Dataset records:
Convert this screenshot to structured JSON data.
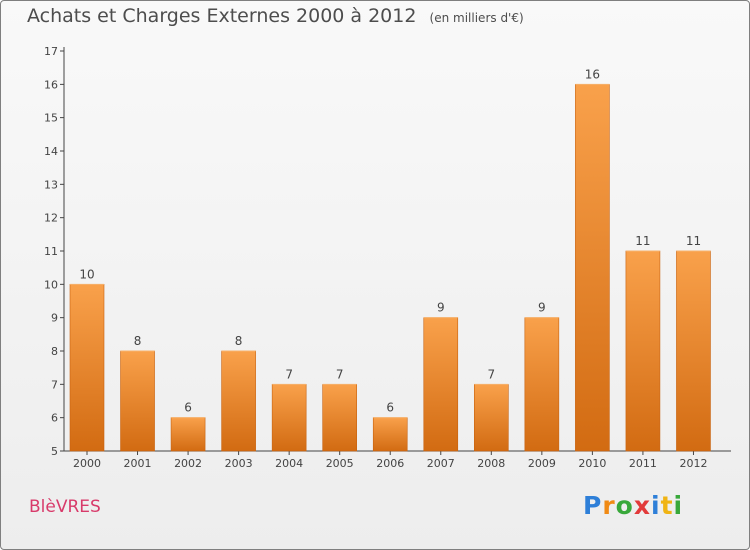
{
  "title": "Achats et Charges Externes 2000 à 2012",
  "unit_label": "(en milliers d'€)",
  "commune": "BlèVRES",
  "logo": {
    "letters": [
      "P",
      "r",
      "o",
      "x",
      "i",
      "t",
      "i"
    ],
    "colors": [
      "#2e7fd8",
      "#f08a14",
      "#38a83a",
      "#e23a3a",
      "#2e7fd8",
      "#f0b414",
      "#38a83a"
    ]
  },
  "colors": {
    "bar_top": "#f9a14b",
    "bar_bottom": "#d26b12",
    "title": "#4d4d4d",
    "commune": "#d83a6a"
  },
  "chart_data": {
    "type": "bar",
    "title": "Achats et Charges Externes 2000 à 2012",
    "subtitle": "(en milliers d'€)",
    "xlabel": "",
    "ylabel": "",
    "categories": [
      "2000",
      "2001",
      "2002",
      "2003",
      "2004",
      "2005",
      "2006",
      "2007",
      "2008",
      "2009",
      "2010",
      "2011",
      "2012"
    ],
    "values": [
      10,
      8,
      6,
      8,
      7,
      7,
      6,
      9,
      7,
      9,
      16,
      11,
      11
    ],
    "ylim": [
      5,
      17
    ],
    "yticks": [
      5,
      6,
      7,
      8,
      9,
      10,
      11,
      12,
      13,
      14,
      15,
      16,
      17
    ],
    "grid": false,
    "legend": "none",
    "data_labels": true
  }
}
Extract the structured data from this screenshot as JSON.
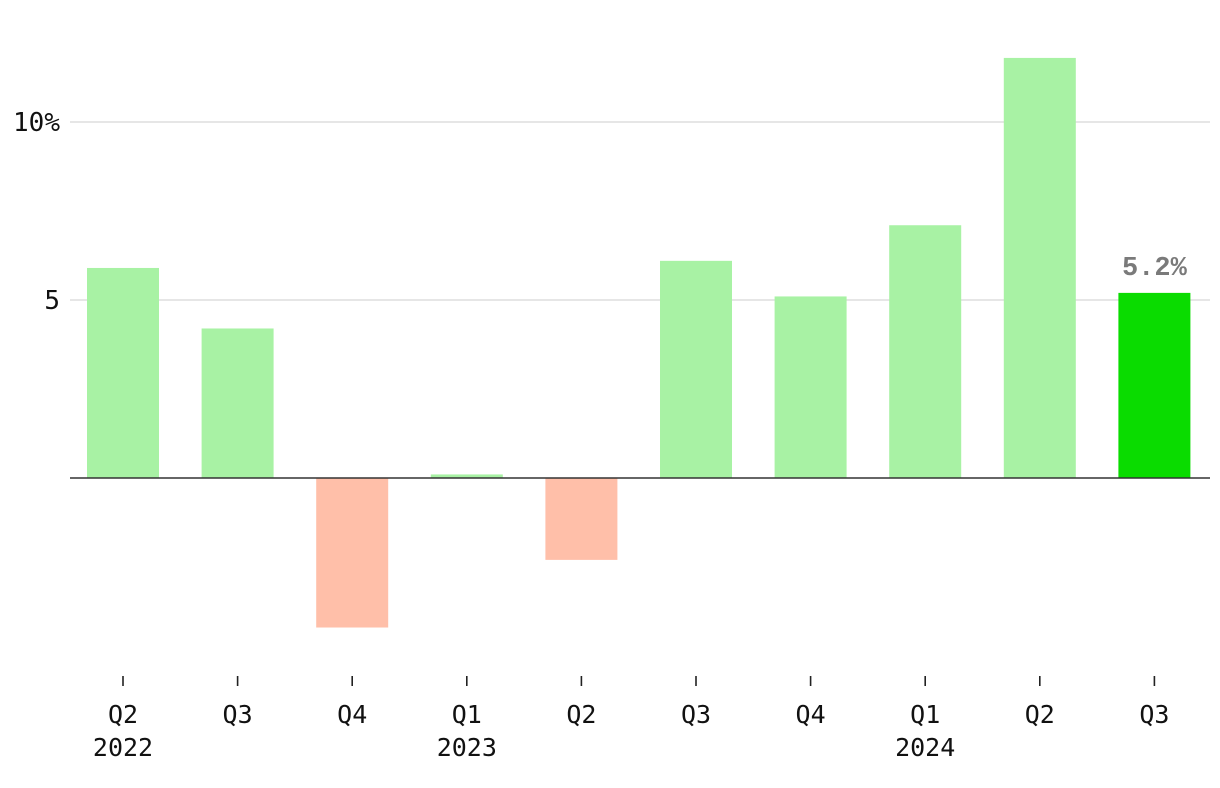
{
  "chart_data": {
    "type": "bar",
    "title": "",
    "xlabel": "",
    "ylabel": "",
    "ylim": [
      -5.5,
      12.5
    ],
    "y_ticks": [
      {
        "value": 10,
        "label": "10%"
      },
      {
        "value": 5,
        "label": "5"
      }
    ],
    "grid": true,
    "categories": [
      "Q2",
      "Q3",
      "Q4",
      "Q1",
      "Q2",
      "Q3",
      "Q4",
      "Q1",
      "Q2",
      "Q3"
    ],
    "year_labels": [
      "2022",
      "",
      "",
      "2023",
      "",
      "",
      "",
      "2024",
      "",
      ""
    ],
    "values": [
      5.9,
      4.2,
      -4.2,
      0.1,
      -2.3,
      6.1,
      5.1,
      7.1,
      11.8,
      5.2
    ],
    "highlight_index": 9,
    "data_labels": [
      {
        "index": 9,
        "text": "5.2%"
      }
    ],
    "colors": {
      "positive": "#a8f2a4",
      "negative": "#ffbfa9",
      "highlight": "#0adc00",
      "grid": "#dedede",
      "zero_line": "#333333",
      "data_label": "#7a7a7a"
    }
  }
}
* * *
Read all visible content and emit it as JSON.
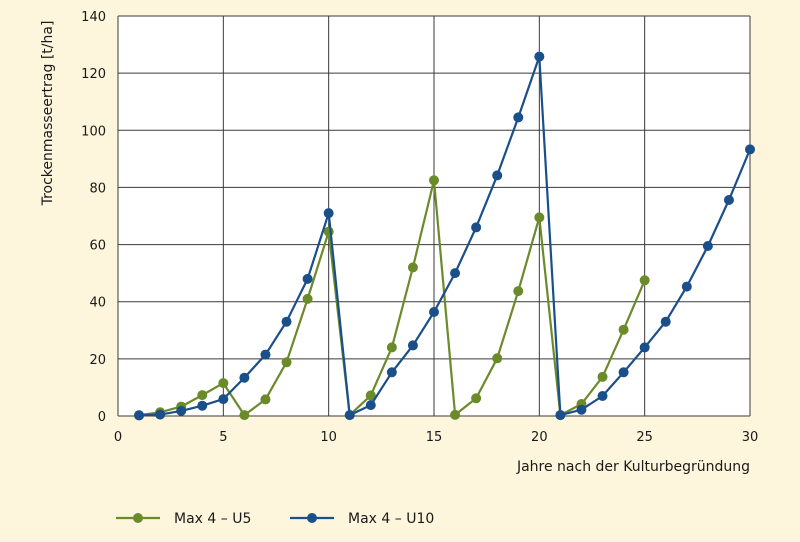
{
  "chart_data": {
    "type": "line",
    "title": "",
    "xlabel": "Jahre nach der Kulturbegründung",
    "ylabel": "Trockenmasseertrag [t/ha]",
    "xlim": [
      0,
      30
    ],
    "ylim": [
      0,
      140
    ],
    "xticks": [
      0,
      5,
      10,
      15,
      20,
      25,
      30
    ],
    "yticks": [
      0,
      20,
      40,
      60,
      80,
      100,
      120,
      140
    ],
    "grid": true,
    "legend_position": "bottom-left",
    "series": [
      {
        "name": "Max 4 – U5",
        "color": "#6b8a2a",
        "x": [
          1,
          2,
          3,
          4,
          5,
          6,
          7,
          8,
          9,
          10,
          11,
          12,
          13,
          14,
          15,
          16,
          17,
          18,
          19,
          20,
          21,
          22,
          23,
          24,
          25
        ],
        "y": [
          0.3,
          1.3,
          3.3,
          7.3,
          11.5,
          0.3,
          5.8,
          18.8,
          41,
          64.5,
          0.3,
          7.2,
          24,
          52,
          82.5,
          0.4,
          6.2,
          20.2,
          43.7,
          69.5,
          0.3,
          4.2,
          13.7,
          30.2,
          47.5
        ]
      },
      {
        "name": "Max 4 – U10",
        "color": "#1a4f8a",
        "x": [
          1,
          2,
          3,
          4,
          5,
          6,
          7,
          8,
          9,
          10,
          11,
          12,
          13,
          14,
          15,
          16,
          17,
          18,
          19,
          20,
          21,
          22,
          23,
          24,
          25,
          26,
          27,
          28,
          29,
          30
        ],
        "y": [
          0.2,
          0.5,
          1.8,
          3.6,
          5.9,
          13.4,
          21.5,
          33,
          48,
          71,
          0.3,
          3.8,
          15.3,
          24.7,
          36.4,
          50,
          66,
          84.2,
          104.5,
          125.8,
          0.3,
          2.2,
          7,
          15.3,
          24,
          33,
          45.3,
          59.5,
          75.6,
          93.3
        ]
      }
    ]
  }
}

Aim:
Count the lines in the records above that hold the word "grid", and give only that number.

Response:
4